— EXERCISE PROMPT —
Extract the full listing below without altering a single character.

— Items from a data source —
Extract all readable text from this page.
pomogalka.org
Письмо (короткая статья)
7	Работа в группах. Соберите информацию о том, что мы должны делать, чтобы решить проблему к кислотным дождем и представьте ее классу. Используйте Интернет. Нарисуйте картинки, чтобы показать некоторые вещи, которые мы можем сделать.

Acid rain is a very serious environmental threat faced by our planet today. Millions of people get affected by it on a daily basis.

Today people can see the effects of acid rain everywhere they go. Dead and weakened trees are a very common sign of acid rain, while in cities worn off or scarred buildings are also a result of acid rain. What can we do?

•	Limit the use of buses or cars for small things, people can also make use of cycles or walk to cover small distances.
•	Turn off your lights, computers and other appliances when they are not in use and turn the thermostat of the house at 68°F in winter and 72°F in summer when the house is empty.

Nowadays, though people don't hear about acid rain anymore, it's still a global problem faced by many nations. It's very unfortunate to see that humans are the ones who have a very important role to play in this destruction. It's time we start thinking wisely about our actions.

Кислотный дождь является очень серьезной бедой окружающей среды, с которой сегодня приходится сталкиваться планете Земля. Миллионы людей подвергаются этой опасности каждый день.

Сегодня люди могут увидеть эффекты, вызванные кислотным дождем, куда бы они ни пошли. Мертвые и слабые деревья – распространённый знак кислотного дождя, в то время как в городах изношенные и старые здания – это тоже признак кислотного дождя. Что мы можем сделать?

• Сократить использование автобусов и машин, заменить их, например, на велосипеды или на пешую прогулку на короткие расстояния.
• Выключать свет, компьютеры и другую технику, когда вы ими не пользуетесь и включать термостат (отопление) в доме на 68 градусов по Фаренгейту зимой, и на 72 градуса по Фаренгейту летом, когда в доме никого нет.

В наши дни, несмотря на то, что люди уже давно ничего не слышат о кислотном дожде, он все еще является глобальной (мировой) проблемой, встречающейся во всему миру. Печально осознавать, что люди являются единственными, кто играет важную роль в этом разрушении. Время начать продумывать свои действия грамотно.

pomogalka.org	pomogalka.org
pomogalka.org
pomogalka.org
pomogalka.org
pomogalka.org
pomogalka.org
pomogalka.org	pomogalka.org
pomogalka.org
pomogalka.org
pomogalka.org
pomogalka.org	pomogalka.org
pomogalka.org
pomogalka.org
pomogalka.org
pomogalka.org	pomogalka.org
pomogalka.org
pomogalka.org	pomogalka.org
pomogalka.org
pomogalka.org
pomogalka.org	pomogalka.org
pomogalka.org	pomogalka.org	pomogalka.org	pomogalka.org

— RESPONSE —
Extract all readable text from this page.
pomogalka.org
Письмо (короткая статья)
7	Работа в группах. Соберите информацию о том, что мы должны делать, чтобы решить проблему к кислотным дождем и представьте ее классу. Используйте Интернет. Нарисуйте картинки, чтобы показать некоторые вещи, которые мы можем сделать.

Acid rain is a very serious environmental threat faced by our planet today. Millions of people get affected by it on a daily basis.

Today people can see the effects of acid rain everywhere they go. Dead and weakened trees are a very common sign of acid rain, while in cities worn off or scarred buildings are also a result of acid rain. What can we do?

•	Limit the use of buses or cars for small things, people can also make use of cycles or walk to cover small distances.
•	Turn off your lights, computers and other appliances when they are not in use and turn the thermostat of the house at 68°F in winter and 72°F in summer when the house is empty.

Nowadays, though people don't hear about acid rain anymore, it's still a global problem faced by many nations. It's very unfortunate to see that humans are the ones who have a very important role to play in this destruction. It's time we start thinking wisely about our actions.

Кислотный дождь является очень серьезной бедой окружающей среды, с которой сегодня приходится сталкиваться планете Земля. Миллионы людей подвергаются этой опасности каждый день.

Сегодня люди могут увидеть эффекты, вызванные кислотным дождем, куда бы они ни пошли. Мертвые и слабые деревья – распространённый знак кислотного дождя, в то время как в городах изношенные и старые здания – это тоже признак кислотного дождя. Что мы можем сделать?

• Сократить использование автобусов и машин, заменить их, например, на велосипеды или на пешую прогулку на короткие расстояния.
• Выключать свет, компьютеры и другую технику, когда вы ими не пользуетесь и включать термостат (отопление) в доме на 68 градусов по Фаренгейту зимой, и на 72 градуса по Фаренгейту летом, когда в доме никого нет.

В наши дни, несмотря на то, что люди уже давно ничего не слышат о кислотном дожде, он все еще является глобальной (мировой) проблемой, встречающейся во всему миру. Печально осознавать, что люди являются единственными, кто играет важную роль в этом разрушении. Время начать продумывать свои действия грамотно.

pomogalka.org	pomogalka.org
pomogalka.org
pomogalka.org
pomogalka.org
pomogalka.org
pomogalka.org
pomogalka.org	pomogalka.org
pomogalka.org
pomogalka.org
pomogalka.org
pomogalka.org	pomogalka.org
pomogalka.org
pomogalka.org
pomogalka.org
pomogalka.org	pomogalka.org
pomogalka.org
pomogalka.org	pomogalka.org
pomogalka.org
pomogalka.org
pomogalka.org	pomogalka.org
pomogalka.org	pomogalka.org	pomogalka.org	pomogalka.org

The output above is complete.